» **Written instruction**: Starting at the first line of the records, copy them word for word and stop after the line containing "order-priority-waterfall-chart: Increase Decrease", including that line.

» **Information given**:
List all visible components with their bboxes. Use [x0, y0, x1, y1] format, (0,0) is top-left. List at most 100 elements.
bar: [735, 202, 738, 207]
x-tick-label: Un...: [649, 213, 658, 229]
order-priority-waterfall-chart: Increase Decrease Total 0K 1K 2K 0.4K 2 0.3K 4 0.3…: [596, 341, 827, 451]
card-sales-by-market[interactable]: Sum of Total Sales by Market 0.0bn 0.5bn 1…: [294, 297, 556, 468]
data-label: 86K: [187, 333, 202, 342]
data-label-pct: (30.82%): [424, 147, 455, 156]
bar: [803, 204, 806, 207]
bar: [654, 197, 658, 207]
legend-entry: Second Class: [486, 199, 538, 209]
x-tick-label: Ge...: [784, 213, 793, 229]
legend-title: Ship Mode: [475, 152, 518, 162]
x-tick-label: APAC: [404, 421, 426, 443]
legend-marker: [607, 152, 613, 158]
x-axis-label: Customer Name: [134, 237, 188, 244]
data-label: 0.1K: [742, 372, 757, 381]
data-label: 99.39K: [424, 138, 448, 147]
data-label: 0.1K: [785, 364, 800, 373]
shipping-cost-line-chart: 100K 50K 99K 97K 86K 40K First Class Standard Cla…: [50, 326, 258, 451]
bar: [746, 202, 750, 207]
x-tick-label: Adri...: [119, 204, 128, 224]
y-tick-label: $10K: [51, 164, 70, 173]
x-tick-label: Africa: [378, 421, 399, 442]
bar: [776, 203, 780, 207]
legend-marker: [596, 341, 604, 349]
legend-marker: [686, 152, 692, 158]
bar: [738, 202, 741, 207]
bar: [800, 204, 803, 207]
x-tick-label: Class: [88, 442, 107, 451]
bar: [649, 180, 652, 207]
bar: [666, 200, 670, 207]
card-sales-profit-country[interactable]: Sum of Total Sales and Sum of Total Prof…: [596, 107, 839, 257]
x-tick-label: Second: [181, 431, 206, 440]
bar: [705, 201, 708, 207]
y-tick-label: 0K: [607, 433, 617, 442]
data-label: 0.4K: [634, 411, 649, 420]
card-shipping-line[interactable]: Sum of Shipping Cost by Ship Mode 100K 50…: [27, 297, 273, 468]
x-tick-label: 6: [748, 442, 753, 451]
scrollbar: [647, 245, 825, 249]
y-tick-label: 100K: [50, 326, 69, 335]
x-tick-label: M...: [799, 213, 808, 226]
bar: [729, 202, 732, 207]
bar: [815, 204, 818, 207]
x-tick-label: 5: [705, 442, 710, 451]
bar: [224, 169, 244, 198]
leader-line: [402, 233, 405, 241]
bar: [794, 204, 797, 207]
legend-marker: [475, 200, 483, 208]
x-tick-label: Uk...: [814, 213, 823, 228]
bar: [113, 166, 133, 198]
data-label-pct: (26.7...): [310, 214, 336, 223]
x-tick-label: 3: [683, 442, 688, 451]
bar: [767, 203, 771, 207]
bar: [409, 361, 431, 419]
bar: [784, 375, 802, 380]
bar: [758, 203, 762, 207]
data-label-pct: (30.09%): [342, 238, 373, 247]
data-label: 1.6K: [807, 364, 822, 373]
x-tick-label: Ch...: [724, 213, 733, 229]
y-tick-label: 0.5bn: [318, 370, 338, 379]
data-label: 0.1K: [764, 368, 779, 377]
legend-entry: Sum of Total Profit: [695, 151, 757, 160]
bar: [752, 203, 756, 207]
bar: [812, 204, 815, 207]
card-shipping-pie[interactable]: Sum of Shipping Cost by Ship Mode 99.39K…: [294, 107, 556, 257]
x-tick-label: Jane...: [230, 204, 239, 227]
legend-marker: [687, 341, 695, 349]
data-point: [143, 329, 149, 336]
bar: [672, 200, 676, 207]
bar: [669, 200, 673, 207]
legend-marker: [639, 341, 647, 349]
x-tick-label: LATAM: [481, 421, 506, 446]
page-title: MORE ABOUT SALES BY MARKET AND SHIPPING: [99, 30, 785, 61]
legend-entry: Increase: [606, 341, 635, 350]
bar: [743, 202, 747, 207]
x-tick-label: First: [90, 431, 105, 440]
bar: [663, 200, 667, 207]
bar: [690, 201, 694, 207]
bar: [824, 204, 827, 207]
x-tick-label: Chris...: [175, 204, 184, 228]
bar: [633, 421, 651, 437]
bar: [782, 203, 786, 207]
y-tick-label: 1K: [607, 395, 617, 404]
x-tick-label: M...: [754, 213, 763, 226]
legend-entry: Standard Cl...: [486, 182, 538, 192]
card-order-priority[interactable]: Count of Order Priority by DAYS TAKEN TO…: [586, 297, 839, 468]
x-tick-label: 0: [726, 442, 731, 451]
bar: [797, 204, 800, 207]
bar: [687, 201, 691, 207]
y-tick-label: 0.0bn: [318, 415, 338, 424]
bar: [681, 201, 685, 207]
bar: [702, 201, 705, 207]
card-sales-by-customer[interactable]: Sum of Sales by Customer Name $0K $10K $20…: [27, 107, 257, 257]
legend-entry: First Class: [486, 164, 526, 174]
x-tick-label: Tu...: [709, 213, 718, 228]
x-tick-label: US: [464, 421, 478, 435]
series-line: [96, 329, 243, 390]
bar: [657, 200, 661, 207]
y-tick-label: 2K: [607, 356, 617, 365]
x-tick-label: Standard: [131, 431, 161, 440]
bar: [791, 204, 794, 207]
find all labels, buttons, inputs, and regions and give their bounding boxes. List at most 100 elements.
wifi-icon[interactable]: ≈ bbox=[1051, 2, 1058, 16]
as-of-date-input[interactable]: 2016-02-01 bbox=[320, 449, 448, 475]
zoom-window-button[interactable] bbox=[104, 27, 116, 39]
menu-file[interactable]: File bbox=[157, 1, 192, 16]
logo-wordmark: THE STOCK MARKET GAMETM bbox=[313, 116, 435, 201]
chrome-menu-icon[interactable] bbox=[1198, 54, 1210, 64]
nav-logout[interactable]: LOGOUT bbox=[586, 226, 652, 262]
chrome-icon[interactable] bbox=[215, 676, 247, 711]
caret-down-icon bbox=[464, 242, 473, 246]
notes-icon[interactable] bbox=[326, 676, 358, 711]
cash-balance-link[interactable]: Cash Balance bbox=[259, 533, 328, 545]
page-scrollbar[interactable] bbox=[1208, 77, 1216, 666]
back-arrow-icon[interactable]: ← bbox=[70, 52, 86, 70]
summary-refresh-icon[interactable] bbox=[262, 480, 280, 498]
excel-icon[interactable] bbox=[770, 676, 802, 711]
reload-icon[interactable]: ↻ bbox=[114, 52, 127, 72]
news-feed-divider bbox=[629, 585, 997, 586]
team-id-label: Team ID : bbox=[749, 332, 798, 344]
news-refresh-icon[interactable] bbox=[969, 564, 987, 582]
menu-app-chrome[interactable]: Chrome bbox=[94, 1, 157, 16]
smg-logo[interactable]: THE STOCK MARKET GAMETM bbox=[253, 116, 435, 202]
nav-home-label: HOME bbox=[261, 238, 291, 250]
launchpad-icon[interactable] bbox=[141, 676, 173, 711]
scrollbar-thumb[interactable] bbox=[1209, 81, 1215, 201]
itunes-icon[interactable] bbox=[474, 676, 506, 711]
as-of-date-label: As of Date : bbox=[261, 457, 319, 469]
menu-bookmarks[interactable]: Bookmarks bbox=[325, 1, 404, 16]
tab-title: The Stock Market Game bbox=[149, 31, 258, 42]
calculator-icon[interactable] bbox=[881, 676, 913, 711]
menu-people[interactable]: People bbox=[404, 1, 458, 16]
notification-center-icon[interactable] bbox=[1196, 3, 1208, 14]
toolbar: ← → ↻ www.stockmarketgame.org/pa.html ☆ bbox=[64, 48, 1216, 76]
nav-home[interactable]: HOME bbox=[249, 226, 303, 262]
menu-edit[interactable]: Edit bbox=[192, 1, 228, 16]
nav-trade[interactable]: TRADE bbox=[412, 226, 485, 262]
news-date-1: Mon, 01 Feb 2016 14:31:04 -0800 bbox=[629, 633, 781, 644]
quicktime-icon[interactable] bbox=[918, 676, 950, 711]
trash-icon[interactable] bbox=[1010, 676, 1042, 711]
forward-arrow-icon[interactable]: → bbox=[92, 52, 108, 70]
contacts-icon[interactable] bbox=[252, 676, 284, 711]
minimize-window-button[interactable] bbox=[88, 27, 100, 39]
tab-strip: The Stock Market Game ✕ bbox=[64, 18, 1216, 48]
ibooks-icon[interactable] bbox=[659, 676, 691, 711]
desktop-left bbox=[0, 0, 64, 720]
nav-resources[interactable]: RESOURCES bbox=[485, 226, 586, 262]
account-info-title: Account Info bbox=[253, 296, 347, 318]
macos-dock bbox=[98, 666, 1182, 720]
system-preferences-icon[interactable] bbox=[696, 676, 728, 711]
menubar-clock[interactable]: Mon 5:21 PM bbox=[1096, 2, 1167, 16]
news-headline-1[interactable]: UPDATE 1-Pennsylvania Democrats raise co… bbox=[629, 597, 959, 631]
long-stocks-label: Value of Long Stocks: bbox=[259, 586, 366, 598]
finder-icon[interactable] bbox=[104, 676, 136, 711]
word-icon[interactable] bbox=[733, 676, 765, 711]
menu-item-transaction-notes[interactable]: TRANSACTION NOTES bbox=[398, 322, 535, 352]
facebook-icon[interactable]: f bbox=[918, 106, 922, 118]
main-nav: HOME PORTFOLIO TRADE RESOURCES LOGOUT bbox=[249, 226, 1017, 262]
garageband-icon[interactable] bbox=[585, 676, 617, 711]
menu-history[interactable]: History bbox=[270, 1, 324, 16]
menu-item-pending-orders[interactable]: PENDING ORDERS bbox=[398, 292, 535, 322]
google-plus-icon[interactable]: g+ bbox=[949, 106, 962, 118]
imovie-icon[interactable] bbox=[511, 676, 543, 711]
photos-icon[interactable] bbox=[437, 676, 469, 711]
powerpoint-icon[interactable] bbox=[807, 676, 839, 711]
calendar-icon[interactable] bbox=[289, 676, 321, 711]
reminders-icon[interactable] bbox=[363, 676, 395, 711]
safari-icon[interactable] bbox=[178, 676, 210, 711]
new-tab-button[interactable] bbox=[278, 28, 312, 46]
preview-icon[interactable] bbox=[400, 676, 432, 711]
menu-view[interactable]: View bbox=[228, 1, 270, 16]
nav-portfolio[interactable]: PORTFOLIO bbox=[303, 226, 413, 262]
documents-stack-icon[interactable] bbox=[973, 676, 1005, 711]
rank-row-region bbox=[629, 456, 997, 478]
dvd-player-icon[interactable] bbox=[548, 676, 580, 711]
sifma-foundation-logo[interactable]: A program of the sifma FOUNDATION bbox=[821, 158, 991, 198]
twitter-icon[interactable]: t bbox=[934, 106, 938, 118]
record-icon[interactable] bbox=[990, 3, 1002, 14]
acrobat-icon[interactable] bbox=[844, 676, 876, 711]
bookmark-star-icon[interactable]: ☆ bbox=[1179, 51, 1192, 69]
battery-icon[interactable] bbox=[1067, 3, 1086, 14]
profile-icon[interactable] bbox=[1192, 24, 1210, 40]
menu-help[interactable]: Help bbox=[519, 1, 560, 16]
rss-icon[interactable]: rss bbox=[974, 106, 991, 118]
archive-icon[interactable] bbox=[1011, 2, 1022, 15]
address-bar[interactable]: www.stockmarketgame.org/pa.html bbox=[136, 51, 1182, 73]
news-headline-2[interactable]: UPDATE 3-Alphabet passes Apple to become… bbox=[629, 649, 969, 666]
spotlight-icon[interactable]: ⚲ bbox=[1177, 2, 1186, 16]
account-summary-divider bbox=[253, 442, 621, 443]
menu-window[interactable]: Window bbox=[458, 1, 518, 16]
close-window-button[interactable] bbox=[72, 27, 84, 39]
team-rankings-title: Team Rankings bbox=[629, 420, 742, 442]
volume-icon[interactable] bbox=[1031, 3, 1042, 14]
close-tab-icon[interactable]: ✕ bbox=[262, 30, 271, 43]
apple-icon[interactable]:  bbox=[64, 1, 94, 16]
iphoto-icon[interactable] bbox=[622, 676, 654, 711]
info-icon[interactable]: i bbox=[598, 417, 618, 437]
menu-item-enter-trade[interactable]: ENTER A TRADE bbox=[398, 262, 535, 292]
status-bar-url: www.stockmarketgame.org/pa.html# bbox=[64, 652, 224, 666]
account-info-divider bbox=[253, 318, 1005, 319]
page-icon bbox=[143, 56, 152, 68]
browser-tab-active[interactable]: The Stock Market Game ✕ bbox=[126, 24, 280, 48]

» **Task answer**:
List all visible components with their bboxes. Use [x0, y0, x1, y1] format, (0,0) is top-left. List at most 100 elements.
bar: [735, 202, 738, 207]
x-tick-label: Un...: [649, 213, 658, 229]
order-priority-waterfall-chart: Increase Decrease Total 0K 1K 2K 0.4K 2 0.3K 4 0.3…: [596, 341, 827, 451]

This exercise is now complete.